## [YOUR TASK]
From the listing, collect all lines containing the word "name".

(Collected data entries)
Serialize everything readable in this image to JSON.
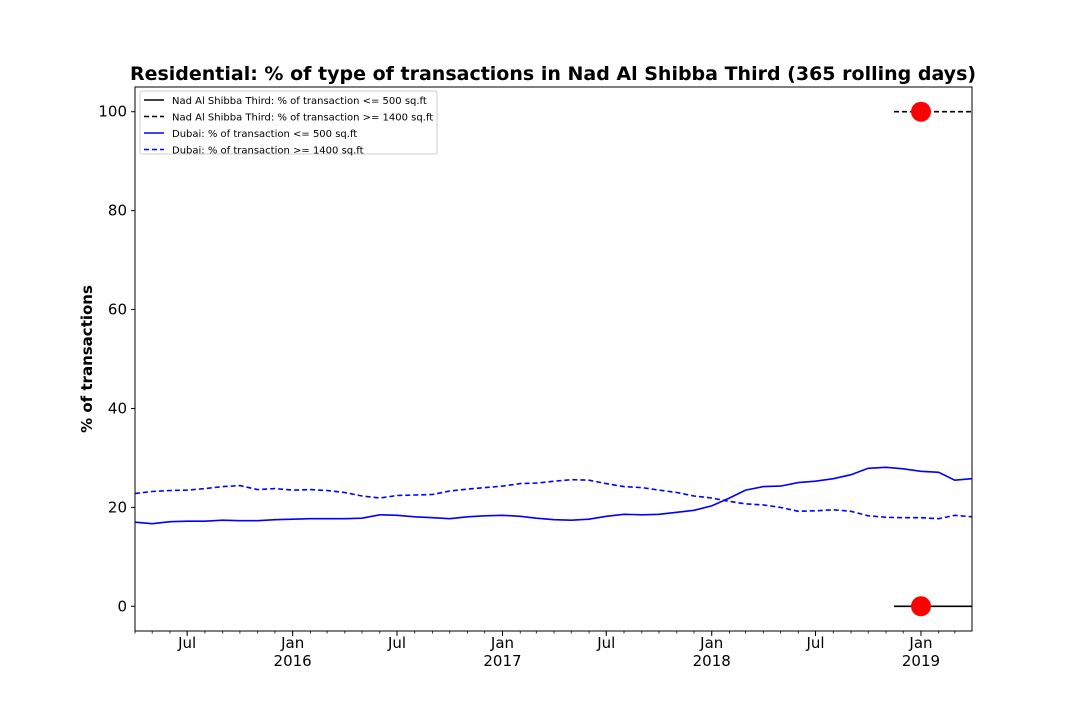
{
  "chart_data": {
    "type": "line",
    "title": "Residential: % of type of transactions in Nad Al Shibba Third (365 rolling days)",
    "xlabel": "",
    "ylabel": "% of transactions",
    "ylim": [
      -5,
      105
    ],
    "xlim": [
      "2015-04-01",
      "2019-03-31"
    ],
    "y_ticks": [
      0,
      20,
      40,
      60,
      80,
      100
    ],
    "x_ticks": [
      {
        "date": "2015-07-01",
        "label": "Jul",
        "year": ""
      },
      {
        "date": "2016-01-01",
        "label": "Jan",
        "year": "2016"
      },
      {
        "date": "2016-07-01",
        "label": "Jul",
        "year": ""
      },
      {
        "date": "2017-01-01",
        "label": "Jan",
        "year": "2017"
      },
      {
        "date": "2017-07-01",
        "label": "Jul",
        "year": ""
      },
      {
        "date": "2018-01-01",
        "label": "Jan",
        "year": "2018"
      },
      {
        "date": "2018-07-01",
        "label": "Jul",
        "year": ""
      },
      {
        "date": "2019-01-01",
        "label": "Jan",
        "year": "2019"
      }
    ],
    "grid": false,
    "legend_position": "top-left",
    "series": [
      {
        "name": "Nad Al Shibba Third: % of transaction <= 500 sq.ft",
        "color": "#000000",
        "style": "solid",
        "x": [
          "2018-11-15",
          "2019-03-31"
        ],
        "y": [
          0,
          0
        ]
      },
      {
        "name": "Nad Al Shibba Third: % of transaction >= 1400 sq.ft",
        "color": "#000000",
        "style": "dashed",
        "x": [
          "2018-11-15",
          "2019-03-31"
        ],
        "y": [
          100,
          100
        ]
      },
      {
        "name": "Dubai: % of transaction <= 500 sq.ft",
        "color": "#0000ff",
        "style": "solid",
        "x": [
          "2015-04-01",
          "2015-05-01",
          "2015-06-01",
          "2015-07-01",
          "2015-08-01",
          "2015-09-01",
          "2015-10-01",
          "2015-11-01",
          "2015-12-01",
          "2016-01-01",
          "2016-02-01",
          "2016-03-01",
          "2016-04-01",
          "2016-05-01",
          "2016-06-01",
          "2016-07-01",
          "2016-08-01",
          "2016-09-01",
          "2016-10-01",
          "2016-11-01",
          "2016-12-01",
          "2017-01-01",
          "2017-02-01",
          "2017-03-01",
          "2017-04-01",
          "2017-05-01",
          "2017-06-01",
          "2017-07-01",
          "2017-08-01",
          "2017-09-01",
          "2017-10-01",
          "2017-11-01",
          "2017-12-01",
          "2018-01-01",
          "2018-02-01",
          "2018-03-01",
          "2018-04-01",
          "2018-05-01",
          "2018-06-01",
          "2018-07-01",
          "2018-08-01",
          "2018-09-01",
          "2018-10-01",
          "2018-11-01",
          "2018-12-01",
          "2019-01-01",
          "2019-02-01",
          "2019-03-01",
          "2019-03-31"
        ],
        "y": [
          17.0,
          16.7,
          17.1,
          17.2,
          17.2,
          17.4,
          17.3,
          17.3,
          17.5,
          17.6,
          17.7,
          17.7,
          17.7,
          17.8,
          18.5,
          18.4,
          18.1,
          17.9,
          17.7,
          18.1,
          18.3,
          18.4,
          18.2,
          17.8,
          17.5,
          17.4,
          17.6,
          18.2,
          18.6,
          18.5,
          18.6,
          19.0,
          19.4,
          20.3,
          21.9,
          23.5,
          24.2,
          24.3,
          25.0,
          25.3,
          25.8,
          26.6,
          27.9,
          28.1,
          27.8,
          27.3,
          27.1,
          25.5,
          25.8
        ]
      },
      {
        "name": "Dubai: % of transaction >= 1400 sq.ft",
        "color": "#0000ff",
        "style": "dashed",
        "x": [
          "2015-04-01",
          "2015-05-01",
          "2015-06-01",
          "2015-07-01",
          "2015-08-01",
          "2015-09-01",
          "2015-10-01",
          "2015-11-01",
          "2015-12-01",
          "2016-01-01",
          "2016-02-01",
          "2016-03-01",
          "2016-04-01",
          "2016-05-01",
          "2016-06-01",
          "2016-07-01",
          "2016-08-01",
          "2016-09-01",
          "2016-10-01",
          "2016-11-01",
          "2016-12-01",
          "2017-01-01",
          "2017-02-01",
          "2017-03-01",
          "2017-04-01",
          "2017-05-01",
          "2017-06-01",
          "2017-07-01",
          "2017-08-01",
          "2017-09-01",
          "2017-10-01",
          "2017-11-01",
          "2017-12-01",
          "2018-01-01",
          "2018-02-01",
          "2018-03-01",
          "2018-04-01",
          "2018-05-01",
          "2018-06-01",
          "2018-07-01",
          "2018-08-01",
          "2018-09-01",
          "2018-10-01",
          "2018-11-01",
          "2018-12-01",
          "2019-01-01",
          "2019-02-01",
          "2019-03-01",
          "2019-03-31"
        ],
        "y": [
          22.8,
          23.2,
          23.4,
          23.5,
          23.8,
          24.2,
          24.4,
          23.6,
          23.8,
          23.5,
          23.6,
          23.4,
          23.0,
          22.3,
          21.9,
          22.4,
          22.5,
          22.6,
          23.3,
          23.7,
          24.0,
          24.3,
          24.8,
          24.9,
          25.3,
          25.6,
          25.5,
          24.8,
          24.2,
          24.0,
          23.5,
          23.0,
          22.3,
          21.9,
          21.2,
          20.7,
          20.5,
          20.0,
          19.2,
          19.3,
          19.5,
          19.2,
          18.3,
          18.0,
          17.9,
          17.9,
          17.7,
          18.4,
          18.1
        ]
      },
      {
        "name": "",
        "type": "scatter",
        "color": "#ff0000",
        "x": [
          "2019-01-01",
          "2019-01-01"
        ],
        "y": [
          0,
          100
        ]
      }
    ]
  }
}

## [CORRECT RESPONSE]
        "name": "Nad Al Shibba Third: % of transaction <= 500 sq.ft",
        "name": "Nad Al Shibba Third: % of transaction >= 1400 sq.ft",
        "name": "Dubai: % of transaction <= 500 sq.ft",
        "name": "Dubai: % of transaction >= 1400 sq.ft",
        "name": "",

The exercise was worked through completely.